#### YOUR OBJECTIVE:
Present the data once more in exactly its original form.
--- Begin DATA RECORDS ---
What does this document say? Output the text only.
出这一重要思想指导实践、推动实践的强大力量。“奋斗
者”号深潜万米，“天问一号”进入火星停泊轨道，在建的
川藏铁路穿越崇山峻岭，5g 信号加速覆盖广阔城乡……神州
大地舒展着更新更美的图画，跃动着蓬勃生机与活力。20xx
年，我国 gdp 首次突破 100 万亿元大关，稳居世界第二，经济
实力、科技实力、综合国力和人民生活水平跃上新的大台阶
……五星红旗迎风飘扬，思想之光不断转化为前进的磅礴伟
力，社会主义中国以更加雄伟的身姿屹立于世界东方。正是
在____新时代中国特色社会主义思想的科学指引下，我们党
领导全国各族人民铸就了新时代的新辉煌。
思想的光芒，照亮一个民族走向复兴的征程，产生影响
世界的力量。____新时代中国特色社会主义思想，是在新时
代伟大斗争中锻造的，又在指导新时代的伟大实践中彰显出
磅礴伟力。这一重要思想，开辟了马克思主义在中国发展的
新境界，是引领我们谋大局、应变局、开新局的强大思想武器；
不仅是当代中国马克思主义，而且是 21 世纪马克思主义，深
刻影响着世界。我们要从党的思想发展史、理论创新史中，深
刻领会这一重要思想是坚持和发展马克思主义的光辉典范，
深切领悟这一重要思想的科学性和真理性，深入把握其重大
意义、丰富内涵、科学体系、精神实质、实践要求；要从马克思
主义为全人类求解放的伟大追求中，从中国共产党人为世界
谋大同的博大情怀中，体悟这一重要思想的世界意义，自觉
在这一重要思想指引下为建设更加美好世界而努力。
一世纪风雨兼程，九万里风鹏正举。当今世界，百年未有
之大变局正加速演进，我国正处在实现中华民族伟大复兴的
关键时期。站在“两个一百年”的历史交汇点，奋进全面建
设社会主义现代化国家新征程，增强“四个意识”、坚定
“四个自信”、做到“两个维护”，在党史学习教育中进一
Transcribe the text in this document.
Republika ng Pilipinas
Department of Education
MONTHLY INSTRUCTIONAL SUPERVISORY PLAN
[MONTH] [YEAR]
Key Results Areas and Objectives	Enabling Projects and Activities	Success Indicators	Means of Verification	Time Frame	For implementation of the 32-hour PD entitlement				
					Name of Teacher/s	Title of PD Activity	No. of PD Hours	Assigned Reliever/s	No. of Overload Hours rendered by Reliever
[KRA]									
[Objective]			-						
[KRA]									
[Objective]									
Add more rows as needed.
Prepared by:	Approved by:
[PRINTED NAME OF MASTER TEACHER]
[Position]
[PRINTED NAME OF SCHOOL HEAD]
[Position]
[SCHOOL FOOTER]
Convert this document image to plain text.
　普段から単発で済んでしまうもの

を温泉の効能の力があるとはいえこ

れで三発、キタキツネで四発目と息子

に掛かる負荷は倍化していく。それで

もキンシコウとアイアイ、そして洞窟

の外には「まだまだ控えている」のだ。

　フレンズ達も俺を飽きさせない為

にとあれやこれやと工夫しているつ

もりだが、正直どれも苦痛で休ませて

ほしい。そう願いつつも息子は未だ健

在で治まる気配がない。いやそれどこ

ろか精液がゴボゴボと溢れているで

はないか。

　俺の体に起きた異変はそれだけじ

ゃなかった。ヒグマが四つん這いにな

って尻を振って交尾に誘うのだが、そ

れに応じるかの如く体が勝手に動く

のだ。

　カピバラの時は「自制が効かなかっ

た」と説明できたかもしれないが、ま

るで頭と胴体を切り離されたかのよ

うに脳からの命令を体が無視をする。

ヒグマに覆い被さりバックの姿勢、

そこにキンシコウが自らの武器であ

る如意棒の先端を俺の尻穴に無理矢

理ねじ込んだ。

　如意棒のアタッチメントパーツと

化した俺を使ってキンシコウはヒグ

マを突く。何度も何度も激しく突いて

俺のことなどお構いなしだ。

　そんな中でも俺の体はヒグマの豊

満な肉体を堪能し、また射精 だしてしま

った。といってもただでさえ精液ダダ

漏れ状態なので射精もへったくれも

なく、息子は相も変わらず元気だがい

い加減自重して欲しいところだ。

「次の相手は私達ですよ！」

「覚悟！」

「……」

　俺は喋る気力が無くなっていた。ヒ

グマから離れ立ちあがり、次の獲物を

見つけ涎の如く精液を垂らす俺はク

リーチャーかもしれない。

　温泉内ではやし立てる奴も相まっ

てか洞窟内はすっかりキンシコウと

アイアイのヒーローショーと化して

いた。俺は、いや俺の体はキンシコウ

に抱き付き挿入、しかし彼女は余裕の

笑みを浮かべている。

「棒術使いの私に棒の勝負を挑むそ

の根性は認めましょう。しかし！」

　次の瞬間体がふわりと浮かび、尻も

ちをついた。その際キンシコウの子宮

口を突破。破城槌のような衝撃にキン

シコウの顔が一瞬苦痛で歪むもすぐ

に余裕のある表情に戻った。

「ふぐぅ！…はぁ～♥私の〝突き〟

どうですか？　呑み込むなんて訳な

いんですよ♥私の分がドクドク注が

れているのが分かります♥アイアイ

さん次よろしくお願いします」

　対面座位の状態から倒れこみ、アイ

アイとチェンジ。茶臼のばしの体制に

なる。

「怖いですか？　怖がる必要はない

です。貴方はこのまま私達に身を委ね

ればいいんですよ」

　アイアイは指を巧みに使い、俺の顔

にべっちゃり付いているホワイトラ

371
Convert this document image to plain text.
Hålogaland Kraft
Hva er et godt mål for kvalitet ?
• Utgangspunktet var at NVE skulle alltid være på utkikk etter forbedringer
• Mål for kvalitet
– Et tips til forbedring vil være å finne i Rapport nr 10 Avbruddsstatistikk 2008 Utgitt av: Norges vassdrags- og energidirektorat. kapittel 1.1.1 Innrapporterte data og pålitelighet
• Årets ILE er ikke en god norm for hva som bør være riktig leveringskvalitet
--- End DATA RECORDS ---
#### SOLUTION TO THIS EXERCISE:
What does this document say? Output the text only.
出这一重要思想指导实践、推动实践的强大力量。“奋斗
者”号深潜万米，“天问一号”进入火星停泊轨道，在建的
川藏铁路穿越崇山峻岭，5g 信号加速覆盖广阔城乡……神州
大地舒展着更新更美的图画，跃动着蓬勃生机与活力。20xx
年，我国 gdp 首次突破 100 万亿元大关，稳居世界第二，经济
实力、科技实力、综合国力和人民生活水平跃上新的大台阶
……五星红旗迎风飘扬，思想之光不断转化为前进的磅礴伟
力，社会主义中国以更加雄伟的身姿屹立于世界东方。正是
在____新时代中国特色社会主义思想的科学指引下，我们党
领导全国各族人民铸就了新时代的新辉煌。
思想的光芒，照亮一个民族走向复兴的征程，产生影响
世界的力量。____新时代中国特色社会主义思想，是在新时
代伟大斗争中锻造的，又在指导新时代的伟大实践中彰显出
磅礴伟力。这一重要思想，开辟了马克思主义在中国发展的
新境界，是引领我们谋大局、应变局、开新局的强大思想武器；
不仅是当代中国马克思主义，而且是 21 世纪马克思主义，深
刻影响着世界。我们要从党的思想发展史、理论创新史中，深
刻领会这一重要思想是坚持和发展马克思主义的光辉典范，
深切领悟这一重要思想的科学性和真理性，深入把握其重大
意义、丰富内涵、科学体系、精神实质、实践要求；要从马克思
主义为全人类求解放的伟大追求中，从中国共产党人为世界
谋大同的博大情怀中，体悟这一重要思想的世界意义，自觉
在这一重要思想指引下为建设更加美好世界而努力。
一世纪风雨兼程，九万里风鹏正举。当今世界，百年未有
之大变局正加速演进，我国正处在实现中华民族伟大复兴的
关键时期。站在“两个一百年”的历史交汇点，奋进全面建
设社会主义现代化国家新征程，增强“四个意识”、坚定
“四个自信”、做到“两个维护”，在党史学习教育中进一
Transcribe the text in this document.
Republika ng Pilipinas
Department of Education
MONTHLY INSTRUCTIONAL SUPERVISORY PLAN
[MONTH] [YEAR]
Key Results Areas and Objectives	Enabling Projects and Activities	Success Indicators	Means of Verification	Time Frame	For implementation of the 32-hour PD entitlement				
					Name of Teacher/s	Title of PD Activity	No. of PD Hours	Assigned Reliever/s	No. of Overload Hours rendered by Reliever
[KRA]									
[Objective]			-						
[KRA]									
[Objective]									
Add more rows as needed.
Prepared by:	Approved by:
[PRINTED NAME OF MASTER TEACHER]
[Position]
[PRINTED NAME OF SCHOOL HEAD]
[Position]
[SCHOOL FOOTER]
Convert this document image to plain text.
　普段から単発で済んでしまうもの

を温泉の効能の力があるとはいえこ

れで三発、キタキツネで四発目と息子

に掛かる負荷は倍化していく。それで

もキンシコウとアイアイ、そして洞窟

の外には「まだまだ控えている」のだ。

　フレンズ達も俺を飽きさせない為

にとあれやこれやと工夫しているつ

もりだが、正直どれも苦痛で休ませて

ほしい。そう願いつつも息子は未だ健

在で治まる気配がない。いやそれどこ

ろか精液がゴボゴボと溢れているで

はないか。

　俺の体に起きた異変はそれだけじ

ゃなかった。ヒグマが四つん這いにな

って尻を振って交尾に誘うのだが、そ

れに応じるかの如く体が勝手に動く

のだ。

　カピバラの時は「自制が効かなかっ

た」と説明できたかもしれないが、ま

るで頭と胴体を切り離されたかのよ

うに脳からの命令を体が無視をする。

ヒグマに覆い被さりバックの姿勢、

そこにキンシコウが自らの武器であ

る如意棒の先端を俺の尻穴に無理矢

理ねじ込んだ。

　如意棒のアタッチメントパーツと

化した俺を使ってキンシコウはヒグ

マを突く。何度も何度も激しく突いて

俺のことなどお構いなしだ。

　そんな中でも俺の体はヒグマの豊

満な肉体を堪能し、また射精 だしてしま

った。といってもただでさえ精液ダダ

漏れ状態なので射精もへったくれも

なく、息子は相も変わらず元気だがい

い加減自重して欲しいところだ。

「次の相手は私達ですよ！」

「覚悟！」

「……」

　俺は喋る気力が無くなっていた。ヒ

グマから離れ立ちあがり、次の獲物を

見つけ涎の如く精液を垂らす俺はク

リーチャーかもしれない。

　温泉内ではやし立てる奴も相まっ

てか洞窟内はすっかりキンシコウと

アイアイのヒーローショーと化して

いた。俺は、いや俺の体はキンシコウ

に抱き付き挿入、しかし彼女は余裕の

笑みを浮かべている。

「棒術使いの私に棒の勝負を挑むそ

の根性は認めましょう。しかし！」

　次の瞬間体がふわりと浮かび、尻も

ちをついた。その際キンシコウの子宮

口を突破。破城槌のような衝撃にキン

シコウの顔が一瞬苦痛で歪むもすぐ

に余裕のある表情に戻った。

「ふぐぅ！…はぁ～♥私の〝突き〟

どうですか？　呑み込むなんて訳な

いんですよ♥私の分がドクドク注が

れているのが分かります♥アイアイ

さん次よろしくお願いします」

　対面座位の状態から倒れこみ、アイ

アイとチェンジ。茶臼のばしの体制に

なる。

「怖いですか？　怖がる必要はない

です。貴方はこのまま私達に身を委ね

ればいいんですよ」

　アイアイは指を巧みに使い、俺の顔

にべっちゃり付いているホワイトラ

371
Convert this document image to plain text.
Hålogaland Kraft
Hva er et godt mål for kvalitet ?
• Utgangspunktet var at NVE skulle alltid være på utkikk etter forbedringer
• Mål for kvalitet
– Et tips til forbedring vil være å finne i Rapport nr 10 Avbruddsstatistikk 2008 Utgitt av: Norges vassdrags- og energidirektorat. kapittel 1.1.1 Innrapporterte data og pålitelighet
• Årets ILE er ikke en god norm for hva som bør være riktig leveringskvalitet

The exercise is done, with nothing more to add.